Europe and North America
Under the leadership of the United Nations Economic Commission for Europe (UNECE), a Regional Strategy was prepared to facilitate the introduction and promotion of ESD. The Strategy was adopted at the UNECE high-level meeting in Vilnius, Lithuania, to launch the DESD in the region in March 2005. It not only places ESD high on the political agenda, but is also the driving force for creating structures and provisions for ESD in the region. However, it is necessary to strengthen existing regional and sub-regional alliances and networks working on ESD; to encourage twinning programmes, bilateral cooperation and partnerships; and to use existing international legally-binding instruments such as the Aarhus Convention and other relevant agreements.
Key themes of SD in the region include among other things poverty alleviation, citizenship, peace, ethics, responsibility in local and global contexts, democracy and governance, justice, security, human rights, health, gender equity, cultural diversity, rural and urban development, economy, production and consumption patterns, corporate social responsibility, environmental protection, climate change, prevention and adaptation, natural resource management, biological and landscape diversity. ESD themes will no doubt vary from country to country in the future. Traditionally, the region has focussed on nature, ecology and the environment rather than the social and economic dimensions of SD and this will need to be addressed through ESD as well.

++++++

[Your tasks]
1 > Answer these questions from the text on education for sustainable development in Europe and North America:
(a) Where and when was the Regional Strategy adopted?
(b) Which international legally-binding instrument does the text name?
(c) What has the region traditionally focused on?
2 > Carry on the text on education for sustainable development in Europe and North America, starting after its last sentence.
The rows are separate material and have no connection to the text on education for sustainable development in Europe and North America.

[Dataset records]
++++++

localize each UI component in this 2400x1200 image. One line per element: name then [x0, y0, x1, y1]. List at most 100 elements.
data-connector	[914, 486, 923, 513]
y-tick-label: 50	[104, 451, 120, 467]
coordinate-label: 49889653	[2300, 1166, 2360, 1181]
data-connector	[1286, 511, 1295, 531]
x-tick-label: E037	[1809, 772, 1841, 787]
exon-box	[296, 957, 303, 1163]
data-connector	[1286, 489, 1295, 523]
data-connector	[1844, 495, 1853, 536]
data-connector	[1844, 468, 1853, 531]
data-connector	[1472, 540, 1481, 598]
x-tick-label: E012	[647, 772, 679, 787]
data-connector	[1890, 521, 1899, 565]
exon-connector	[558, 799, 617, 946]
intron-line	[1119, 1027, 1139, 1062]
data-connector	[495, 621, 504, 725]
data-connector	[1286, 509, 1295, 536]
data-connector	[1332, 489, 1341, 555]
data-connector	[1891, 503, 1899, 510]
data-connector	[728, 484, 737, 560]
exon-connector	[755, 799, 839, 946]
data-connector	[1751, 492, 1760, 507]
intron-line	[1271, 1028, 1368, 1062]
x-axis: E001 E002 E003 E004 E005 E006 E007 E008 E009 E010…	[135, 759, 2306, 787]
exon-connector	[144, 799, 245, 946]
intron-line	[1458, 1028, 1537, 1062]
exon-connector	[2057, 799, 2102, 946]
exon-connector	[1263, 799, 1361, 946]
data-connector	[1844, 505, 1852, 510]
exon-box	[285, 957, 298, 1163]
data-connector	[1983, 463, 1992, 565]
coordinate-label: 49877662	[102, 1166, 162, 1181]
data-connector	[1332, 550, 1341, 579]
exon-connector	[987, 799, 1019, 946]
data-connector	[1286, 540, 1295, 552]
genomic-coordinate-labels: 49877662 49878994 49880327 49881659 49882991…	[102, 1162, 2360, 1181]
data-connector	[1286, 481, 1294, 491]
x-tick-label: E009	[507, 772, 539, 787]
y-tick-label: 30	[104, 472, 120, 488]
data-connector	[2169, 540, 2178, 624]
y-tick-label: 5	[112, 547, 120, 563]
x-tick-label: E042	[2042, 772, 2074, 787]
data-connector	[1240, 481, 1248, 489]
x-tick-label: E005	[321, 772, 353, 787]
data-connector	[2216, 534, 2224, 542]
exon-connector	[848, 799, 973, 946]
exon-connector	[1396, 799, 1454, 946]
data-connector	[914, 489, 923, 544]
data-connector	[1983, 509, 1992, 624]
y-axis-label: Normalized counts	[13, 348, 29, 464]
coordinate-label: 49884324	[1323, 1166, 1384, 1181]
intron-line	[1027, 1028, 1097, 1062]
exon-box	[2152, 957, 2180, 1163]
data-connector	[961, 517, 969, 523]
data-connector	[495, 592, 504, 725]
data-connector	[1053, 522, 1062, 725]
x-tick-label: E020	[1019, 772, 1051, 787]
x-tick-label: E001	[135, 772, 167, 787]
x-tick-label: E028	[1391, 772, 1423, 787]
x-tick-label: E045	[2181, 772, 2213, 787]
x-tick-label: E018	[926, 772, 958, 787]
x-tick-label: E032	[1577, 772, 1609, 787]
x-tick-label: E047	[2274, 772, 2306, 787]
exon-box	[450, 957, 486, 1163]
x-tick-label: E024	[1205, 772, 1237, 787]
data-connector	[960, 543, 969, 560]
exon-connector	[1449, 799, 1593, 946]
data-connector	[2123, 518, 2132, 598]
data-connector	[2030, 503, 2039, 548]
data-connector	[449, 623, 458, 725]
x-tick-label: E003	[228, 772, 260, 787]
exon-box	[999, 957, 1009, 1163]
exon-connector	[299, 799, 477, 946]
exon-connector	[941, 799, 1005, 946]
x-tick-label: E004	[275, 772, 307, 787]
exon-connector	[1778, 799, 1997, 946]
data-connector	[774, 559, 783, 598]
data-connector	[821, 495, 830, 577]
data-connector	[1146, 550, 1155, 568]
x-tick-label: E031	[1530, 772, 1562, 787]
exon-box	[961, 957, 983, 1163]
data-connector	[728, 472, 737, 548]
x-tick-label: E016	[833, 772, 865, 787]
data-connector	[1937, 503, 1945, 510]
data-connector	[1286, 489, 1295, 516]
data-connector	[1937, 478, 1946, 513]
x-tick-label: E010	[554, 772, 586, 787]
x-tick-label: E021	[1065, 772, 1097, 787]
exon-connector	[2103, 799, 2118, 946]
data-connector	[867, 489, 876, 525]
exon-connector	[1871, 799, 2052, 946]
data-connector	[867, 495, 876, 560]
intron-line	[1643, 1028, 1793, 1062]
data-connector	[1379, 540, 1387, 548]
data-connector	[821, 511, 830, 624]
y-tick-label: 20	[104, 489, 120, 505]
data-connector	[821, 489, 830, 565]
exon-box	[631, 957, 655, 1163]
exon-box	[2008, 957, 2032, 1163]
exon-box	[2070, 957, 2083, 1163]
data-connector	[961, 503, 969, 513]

++++++

[Per-task answers]
1 >
(a) At the UNECE high-level meeting in Vilnius, Lithuania, in March 2005.
(b) The Aarhus Convention.
(c) Nature, ecology and the environment, rather than the social and economic dimensions of SD.

2 >
A key challenge identified in the region is the need to raise the level of stakeholder competences to implement ESD programmes in an interdisciplinary and holistic manner. This was recognized as a persistent bottleneck by Ministers of Education and of the Environment in Belgrade in 2007. Other challenges include the absence of a consensus on what ESD means, confusion regarding the differences between environmental education and ESD, the need to adapt legislative and policy frameworks to integrate ESD, scarcity of appropriate ESD teaching tools and research, and the need to strengthen civil society involvement in governance at multiple levels (e.g. school, community, region and country).